### What the task requires
Copy the data without any change, from the line with "validation-data-point [1831, 274, 1856, 300]" to the line with "validation-x-tick-label: 0.8 [1673, 823, 1721, 861]", both of those lines included.

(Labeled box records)
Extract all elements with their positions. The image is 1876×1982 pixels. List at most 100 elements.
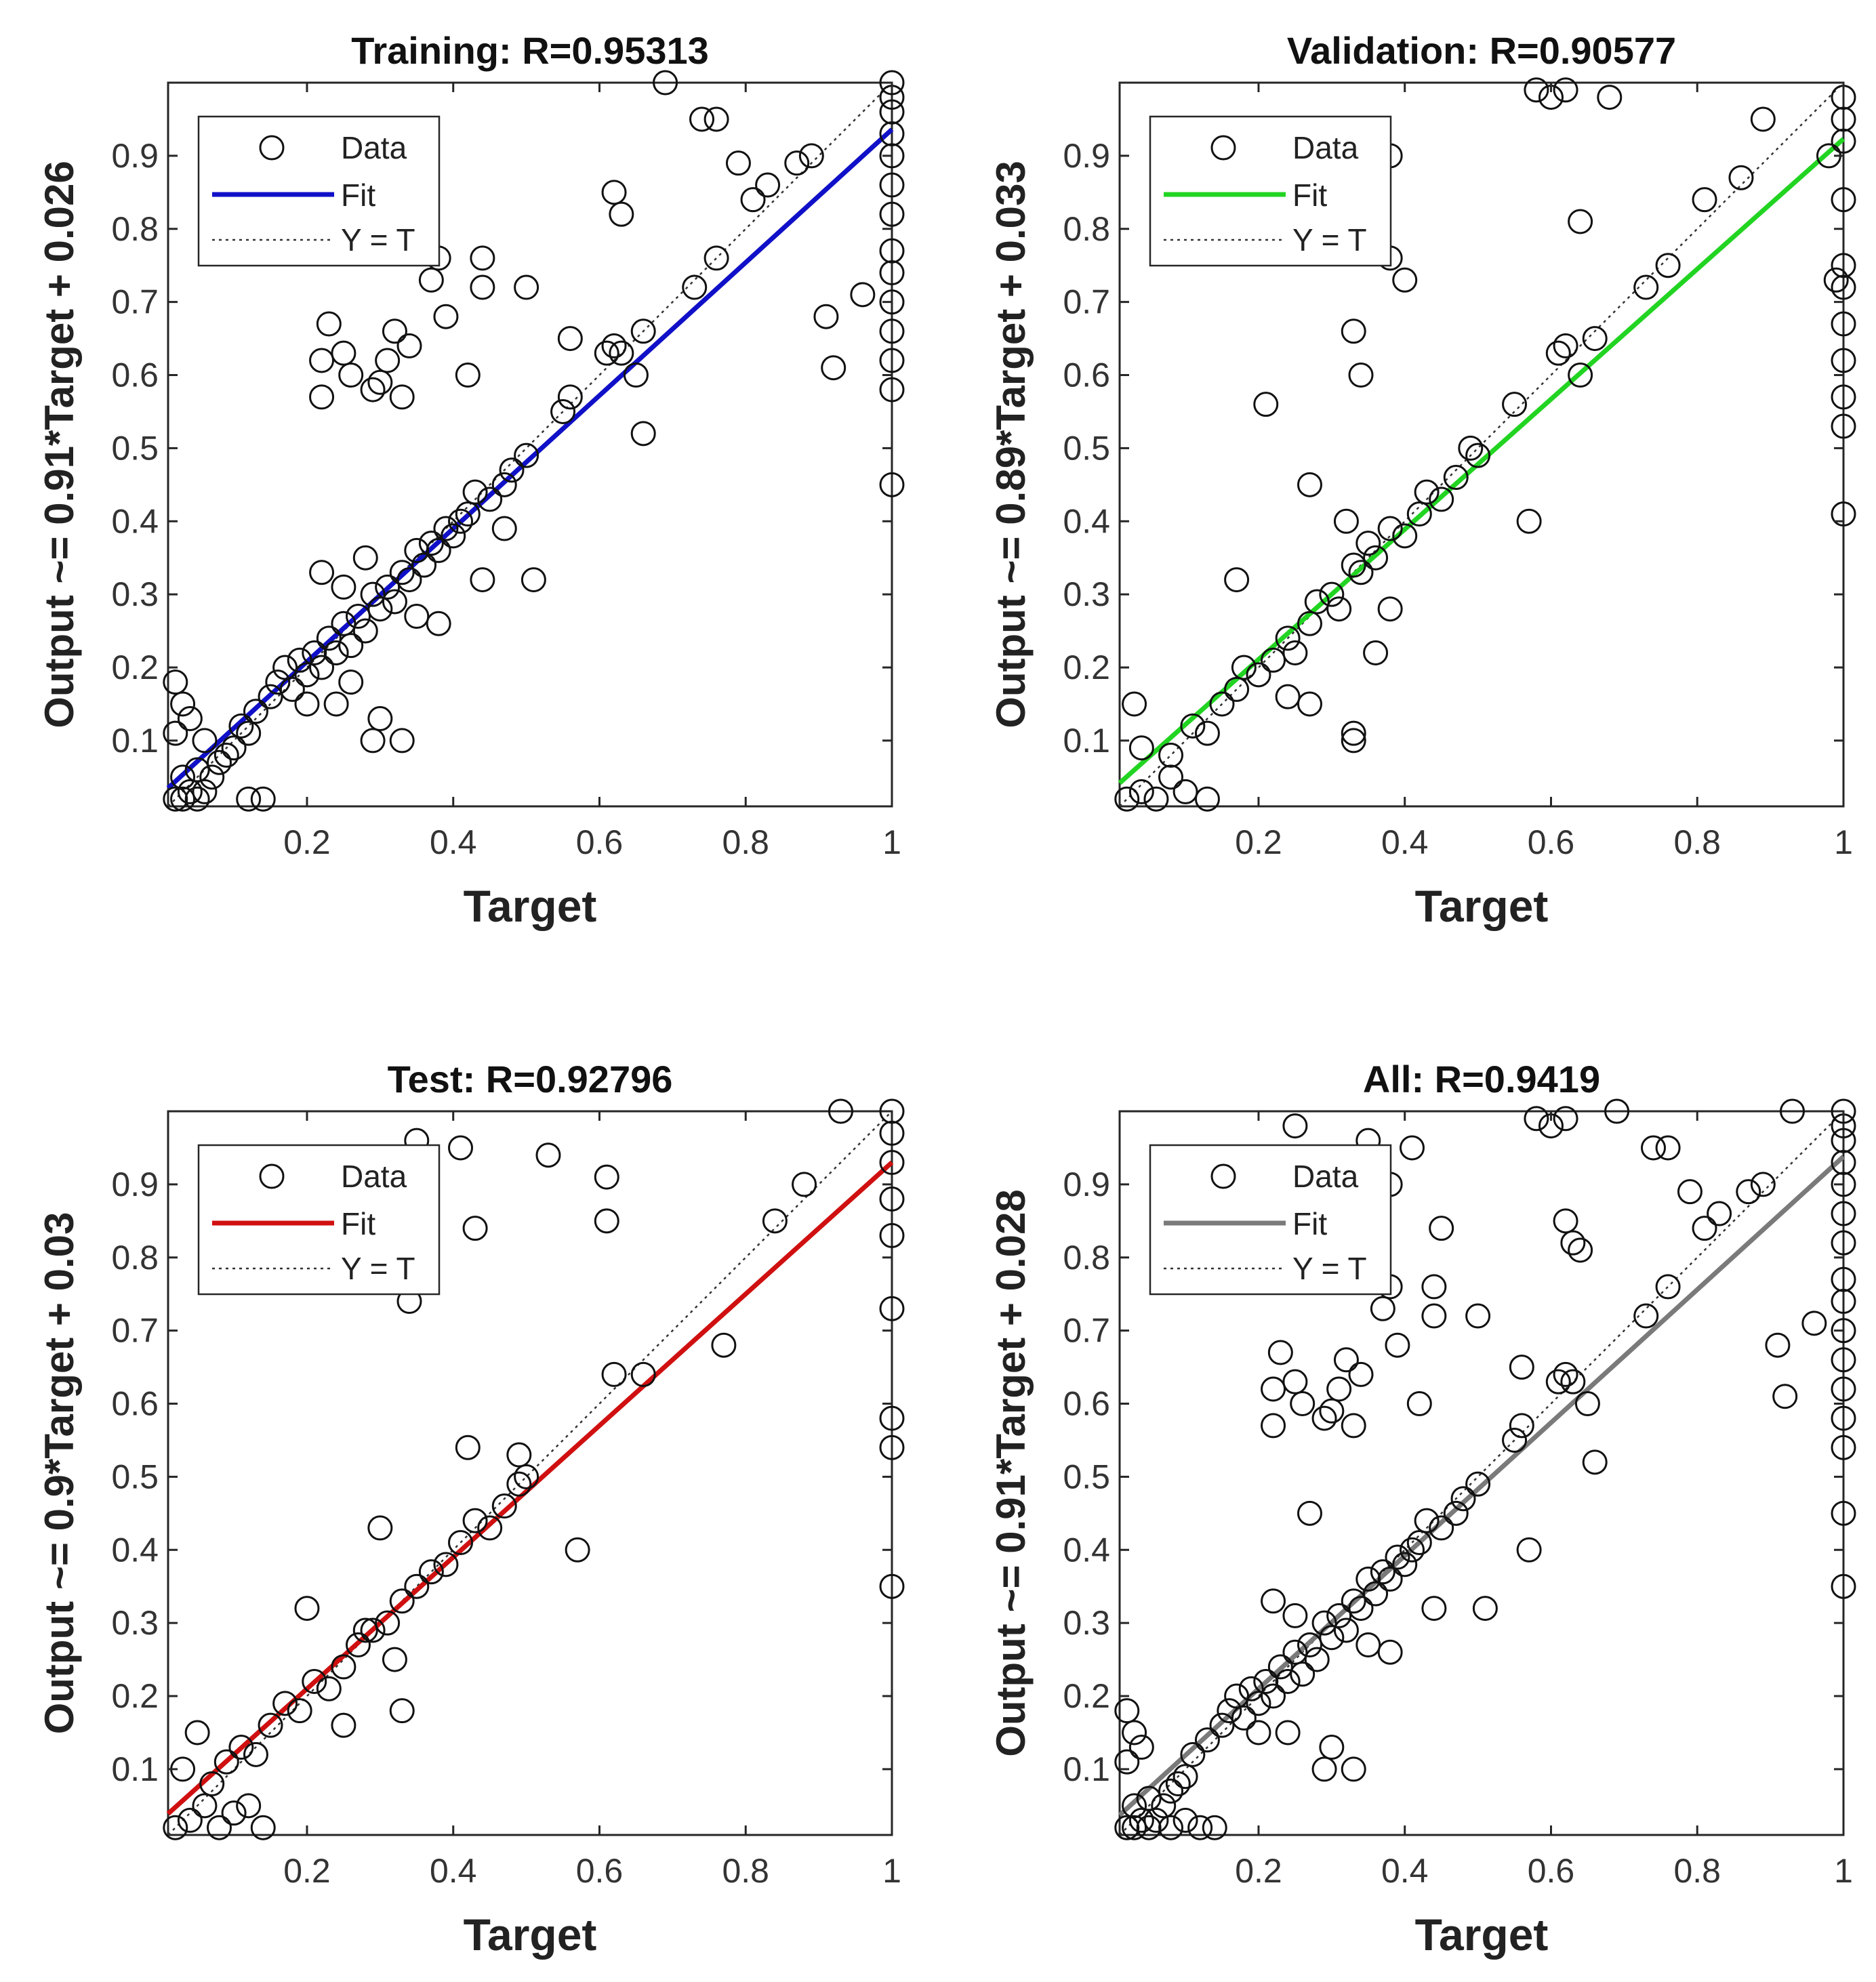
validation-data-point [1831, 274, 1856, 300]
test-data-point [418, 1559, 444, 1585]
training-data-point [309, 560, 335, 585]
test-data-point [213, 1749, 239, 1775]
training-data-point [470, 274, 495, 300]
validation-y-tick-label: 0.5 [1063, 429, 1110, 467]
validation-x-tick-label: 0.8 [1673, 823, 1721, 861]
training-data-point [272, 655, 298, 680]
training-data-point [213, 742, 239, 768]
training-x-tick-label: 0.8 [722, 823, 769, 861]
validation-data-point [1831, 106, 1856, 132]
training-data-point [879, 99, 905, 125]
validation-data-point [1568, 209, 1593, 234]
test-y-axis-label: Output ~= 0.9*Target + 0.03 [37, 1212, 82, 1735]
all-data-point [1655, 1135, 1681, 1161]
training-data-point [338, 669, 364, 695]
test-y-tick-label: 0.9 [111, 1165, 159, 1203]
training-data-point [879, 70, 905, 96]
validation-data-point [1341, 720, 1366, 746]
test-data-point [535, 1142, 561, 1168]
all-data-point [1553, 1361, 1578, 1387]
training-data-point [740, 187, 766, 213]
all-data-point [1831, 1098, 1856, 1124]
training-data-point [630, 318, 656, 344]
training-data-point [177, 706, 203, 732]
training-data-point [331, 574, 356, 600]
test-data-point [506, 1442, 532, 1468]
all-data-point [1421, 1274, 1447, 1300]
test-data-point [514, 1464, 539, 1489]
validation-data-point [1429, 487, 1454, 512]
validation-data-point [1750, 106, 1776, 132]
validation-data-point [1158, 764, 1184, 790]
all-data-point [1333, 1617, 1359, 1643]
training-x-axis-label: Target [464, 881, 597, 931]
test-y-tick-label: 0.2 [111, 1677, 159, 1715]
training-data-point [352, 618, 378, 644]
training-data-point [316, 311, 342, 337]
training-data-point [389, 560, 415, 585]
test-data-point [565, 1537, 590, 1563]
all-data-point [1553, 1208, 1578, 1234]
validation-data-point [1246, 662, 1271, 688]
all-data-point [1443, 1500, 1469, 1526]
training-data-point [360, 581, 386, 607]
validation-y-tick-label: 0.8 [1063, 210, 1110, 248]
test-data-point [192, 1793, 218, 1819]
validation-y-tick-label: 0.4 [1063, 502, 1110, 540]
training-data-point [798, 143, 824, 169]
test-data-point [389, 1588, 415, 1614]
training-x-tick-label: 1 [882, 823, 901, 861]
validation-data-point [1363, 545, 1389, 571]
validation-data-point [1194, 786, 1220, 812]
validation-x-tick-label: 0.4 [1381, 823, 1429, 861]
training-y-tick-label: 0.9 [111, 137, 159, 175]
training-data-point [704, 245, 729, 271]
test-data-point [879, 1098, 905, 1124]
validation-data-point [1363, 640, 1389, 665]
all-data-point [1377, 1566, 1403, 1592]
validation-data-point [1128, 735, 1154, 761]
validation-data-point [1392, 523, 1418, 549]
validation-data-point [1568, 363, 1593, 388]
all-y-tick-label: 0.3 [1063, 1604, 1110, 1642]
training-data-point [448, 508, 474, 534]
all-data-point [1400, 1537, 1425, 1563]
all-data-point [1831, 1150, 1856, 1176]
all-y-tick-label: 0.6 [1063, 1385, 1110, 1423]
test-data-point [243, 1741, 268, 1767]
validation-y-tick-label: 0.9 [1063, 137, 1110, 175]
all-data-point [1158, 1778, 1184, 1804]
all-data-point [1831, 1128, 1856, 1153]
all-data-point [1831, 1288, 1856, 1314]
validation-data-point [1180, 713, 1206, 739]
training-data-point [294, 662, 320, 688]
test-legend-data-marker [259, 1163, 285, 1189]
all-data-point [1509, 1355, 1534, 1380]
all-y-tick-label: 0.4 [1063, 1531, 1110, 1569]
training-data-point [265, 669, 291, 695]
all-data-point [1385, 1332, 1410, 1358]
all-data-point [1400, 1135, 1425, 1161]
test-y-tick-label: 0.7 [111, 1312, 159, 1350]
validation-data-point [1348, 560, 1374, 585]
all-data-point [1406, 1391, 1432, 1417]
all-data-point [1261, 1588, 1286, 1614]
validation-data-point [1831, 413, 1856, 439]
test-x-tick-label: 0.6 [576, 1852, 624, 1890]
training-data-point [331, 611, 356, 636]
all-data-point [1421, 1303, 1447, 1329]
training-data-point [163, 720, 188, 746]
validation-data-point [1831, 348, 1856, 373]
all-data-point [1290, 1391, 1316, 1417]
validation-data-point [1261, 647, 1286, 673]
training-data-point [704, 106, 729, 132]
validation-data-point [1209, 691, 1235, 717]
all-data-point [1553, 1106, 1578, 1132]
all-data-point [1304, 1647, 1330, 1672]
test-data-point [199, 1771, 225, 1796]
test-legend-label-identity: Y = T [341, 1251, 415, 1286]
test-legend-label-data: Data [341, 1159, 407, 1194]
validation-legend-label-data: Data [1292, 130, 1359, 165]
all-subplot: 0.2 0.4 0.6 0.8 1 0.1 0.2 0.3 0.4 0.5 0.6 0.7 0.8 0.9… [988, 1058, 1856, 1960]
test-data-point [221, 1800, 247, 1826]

--

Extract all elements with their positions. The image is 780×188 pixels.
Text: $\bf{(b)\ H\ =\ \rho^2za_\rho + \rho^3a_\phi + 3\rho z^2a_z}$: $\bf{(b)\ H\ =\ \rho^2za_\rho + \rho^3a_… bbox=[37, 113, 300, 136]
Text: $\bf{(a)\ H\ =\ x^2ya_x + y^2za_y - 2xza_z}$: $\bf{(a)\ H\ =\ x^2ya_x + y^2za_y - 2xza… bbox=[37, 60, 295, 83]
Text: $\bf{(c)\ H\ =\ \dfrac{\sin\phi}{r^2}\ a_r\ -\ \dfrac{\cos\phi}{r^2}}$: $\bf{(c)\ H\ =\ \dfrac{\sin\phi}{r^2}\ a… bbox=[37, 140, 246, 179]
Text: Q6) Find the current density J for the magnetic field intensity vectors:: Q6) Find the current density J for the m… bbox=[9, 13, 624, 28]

### Complete output
validation-data-point [1831, 274, 1856, 300]
test-data-point [418, 1559, 444, 1585]
training-data-point [309, 560, 335, 585]
test-data-point [213, 1749, 239, 1775]
training-data-point [470, 274, 495, 300]
validation-y-tick-label: 0.5 [1063, 429, 1110, 467]
validation-x-tick-label: 0.8 [1673, 823, 1721, 861]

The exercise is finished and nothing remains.